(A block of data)
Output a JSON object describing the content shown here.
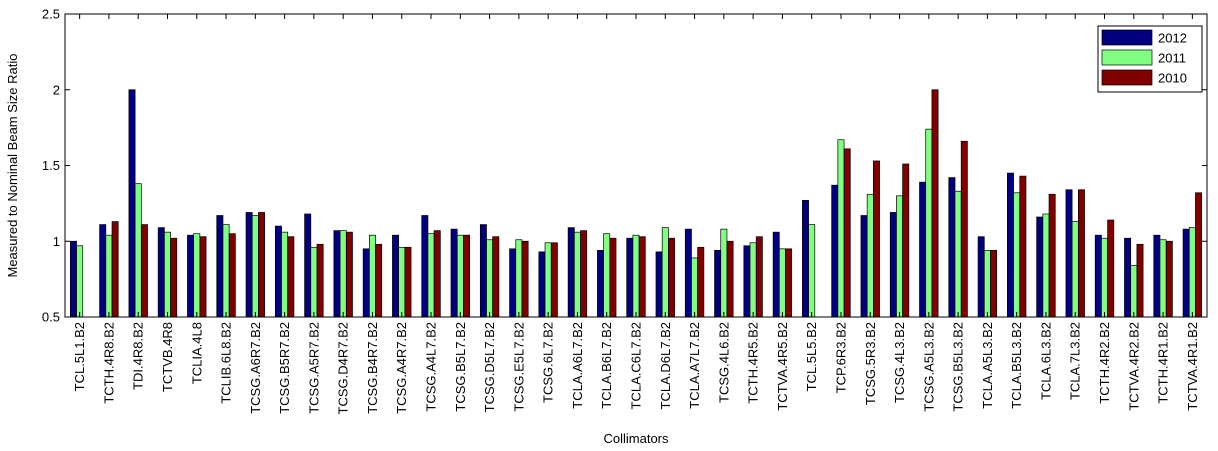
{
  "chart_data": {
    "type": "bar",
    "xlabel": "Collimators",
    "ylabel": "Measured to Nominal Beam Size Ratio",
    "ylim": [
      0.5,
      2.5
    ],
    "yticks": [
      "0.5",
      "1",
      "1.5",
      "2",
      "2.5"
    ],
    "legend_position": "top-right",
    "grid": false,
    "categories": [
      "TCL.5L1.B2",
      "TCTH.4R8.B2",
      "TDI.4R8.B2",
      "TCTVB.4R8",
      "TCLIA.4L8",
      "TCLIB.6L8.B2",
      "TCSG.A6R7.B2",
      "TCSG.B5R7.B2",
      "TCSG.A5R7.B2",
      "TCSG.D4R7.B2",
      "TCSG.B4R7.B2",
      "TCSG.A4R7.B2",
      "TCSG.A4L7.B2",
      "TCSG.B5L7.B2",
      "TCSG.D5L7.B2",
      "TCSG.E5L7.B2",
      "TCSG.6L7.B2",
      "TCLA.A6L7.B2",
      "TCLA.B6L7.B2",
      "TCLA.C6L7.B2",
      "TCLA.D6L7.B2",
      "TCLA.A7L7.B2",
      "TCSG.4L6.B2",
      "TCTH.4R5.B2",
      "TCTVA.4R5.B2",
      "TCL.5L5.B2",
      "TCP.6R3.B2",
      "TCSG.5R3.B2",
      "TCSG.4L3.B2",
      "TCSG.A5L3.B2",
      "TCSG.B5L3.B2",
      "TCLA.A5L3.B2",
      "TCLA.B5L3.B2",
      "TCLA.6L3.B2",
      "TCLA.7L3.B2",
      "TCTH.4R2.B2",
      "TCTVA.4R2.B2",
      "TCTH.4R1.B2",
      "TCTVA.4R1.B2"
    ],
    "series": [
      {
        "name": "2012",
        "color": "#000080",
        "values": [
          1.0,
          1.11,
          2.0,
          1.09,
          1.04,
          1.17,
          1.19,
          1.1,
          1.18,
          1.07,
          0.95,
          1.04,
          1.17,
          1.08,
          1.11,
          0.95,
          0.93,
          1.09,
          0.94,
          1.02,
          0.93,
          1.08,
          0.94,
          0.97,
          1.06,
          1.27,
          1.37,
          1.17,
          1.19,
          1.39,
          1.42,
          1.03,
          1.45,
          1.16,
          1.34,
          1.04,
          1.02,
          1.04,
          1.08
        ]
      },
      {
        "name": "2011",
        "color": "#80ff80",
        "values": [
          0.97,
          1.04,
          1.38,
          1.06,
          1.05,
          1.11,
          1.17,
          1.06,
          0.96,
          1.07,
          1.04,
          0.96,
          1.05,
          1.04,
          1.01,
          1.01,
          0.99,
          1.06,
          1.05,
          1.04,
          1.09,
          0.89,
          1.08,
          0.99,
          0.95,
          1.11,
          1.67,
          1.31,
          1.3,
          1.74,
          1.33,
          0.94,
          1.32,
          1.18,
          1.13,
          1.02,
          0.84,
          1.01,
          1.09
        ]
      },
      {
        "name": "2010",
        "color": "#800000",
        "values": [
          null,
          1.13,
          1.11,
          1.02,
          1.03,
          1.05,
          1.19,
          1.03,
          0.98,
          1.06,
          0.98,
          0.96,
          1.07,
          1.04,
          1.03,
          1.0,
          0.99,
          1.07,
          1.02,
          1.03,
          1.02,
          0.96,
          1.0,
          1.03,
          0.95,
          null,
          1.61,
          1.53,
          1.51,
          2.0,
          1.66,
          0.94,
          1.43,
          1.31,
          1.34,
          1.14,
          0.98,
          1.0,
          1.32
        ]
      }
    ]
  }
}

...

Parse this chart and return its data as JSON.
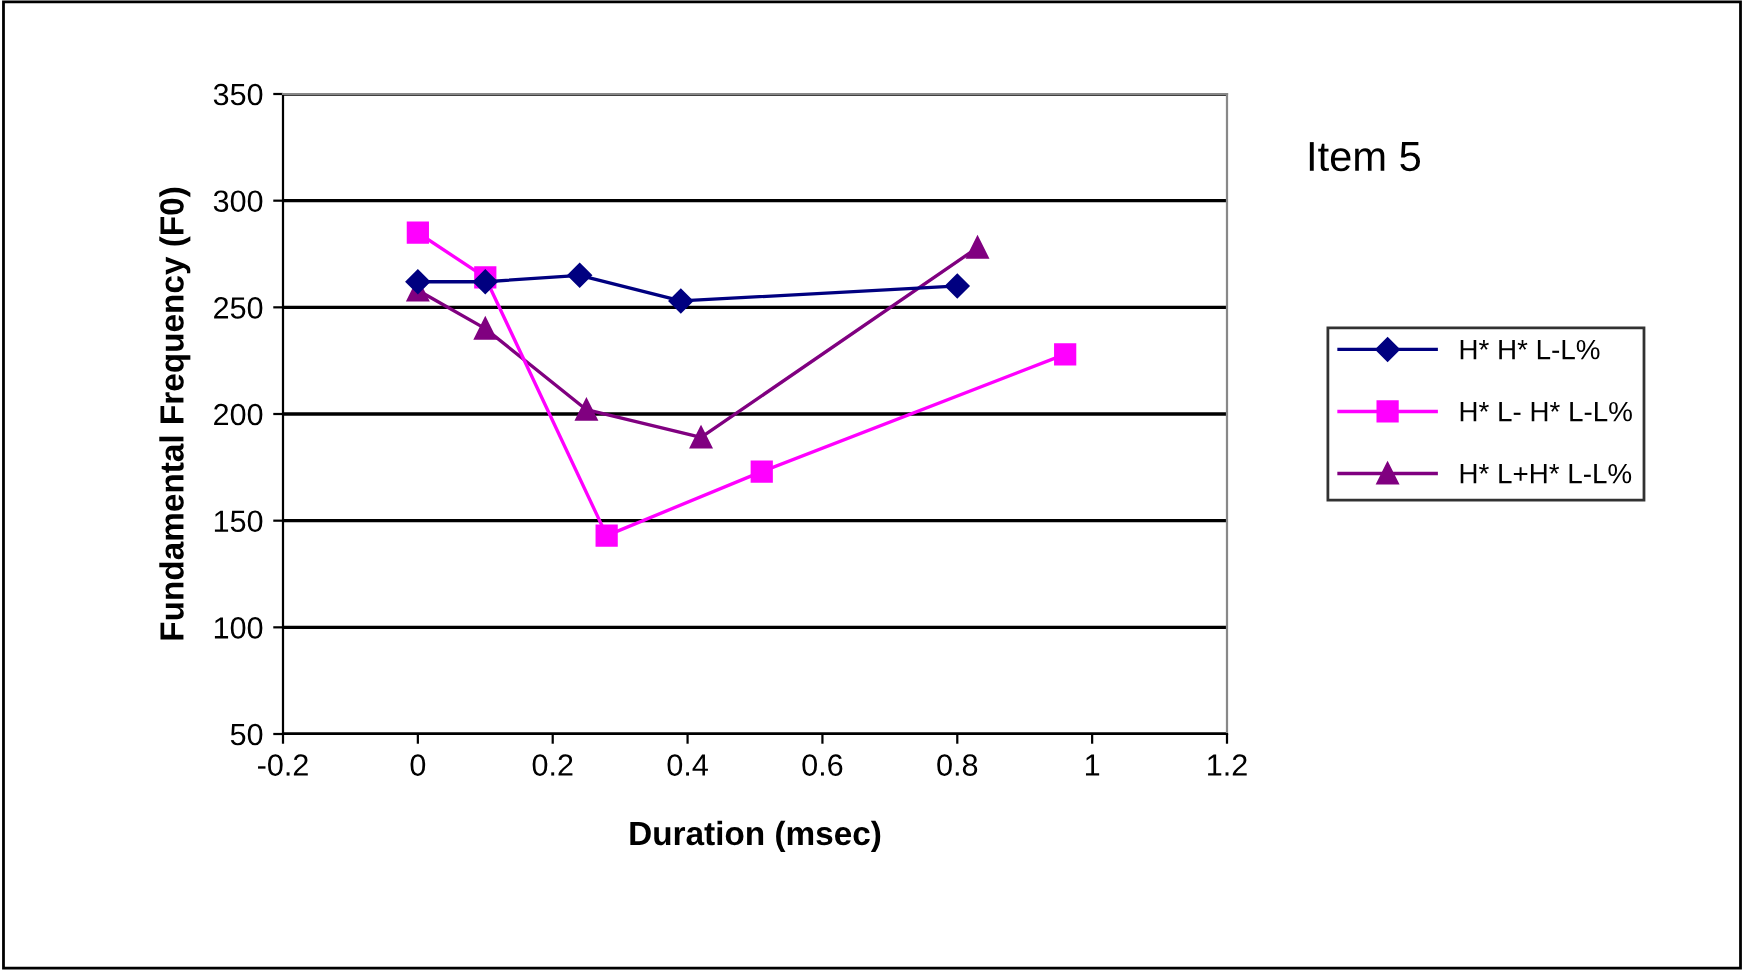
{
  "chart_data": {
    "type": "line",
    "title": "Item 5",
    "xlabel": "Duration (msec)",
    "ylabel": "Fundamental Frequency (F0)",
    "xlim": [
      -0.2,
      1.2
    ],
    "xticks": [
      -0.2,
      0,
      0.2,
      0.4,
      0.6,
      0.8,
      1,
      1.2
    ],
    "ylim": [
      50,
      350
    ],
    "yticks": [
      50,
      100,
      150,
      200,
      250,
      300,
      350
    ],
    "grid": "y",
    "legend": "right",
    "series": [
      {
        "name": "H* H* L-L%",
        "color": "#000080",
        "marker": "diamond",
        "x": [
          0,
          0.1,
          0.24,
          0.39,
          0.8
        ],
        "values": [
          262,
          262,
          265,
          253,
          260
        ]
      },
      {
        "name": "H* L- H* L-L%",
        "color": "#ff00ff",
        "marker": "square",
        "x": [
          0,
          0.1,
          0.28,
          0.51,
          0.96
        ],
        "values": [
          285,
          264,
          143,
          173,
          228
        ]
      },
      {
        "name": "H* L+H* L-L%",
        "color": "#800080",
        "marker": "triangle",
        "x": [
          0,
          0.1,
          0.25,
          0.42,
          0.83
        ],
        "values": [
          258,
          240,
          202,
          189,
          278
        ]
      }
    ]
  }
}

- **SET TASK**: Find all lines holding the string "color" and copy them.

- **ANSWER**:
        "color": "#000080",
        "color": "#80ff80",
        "color": "#800000",
        "color": "#000080",
        "color": "#ff00ff",
        "color": "#800080",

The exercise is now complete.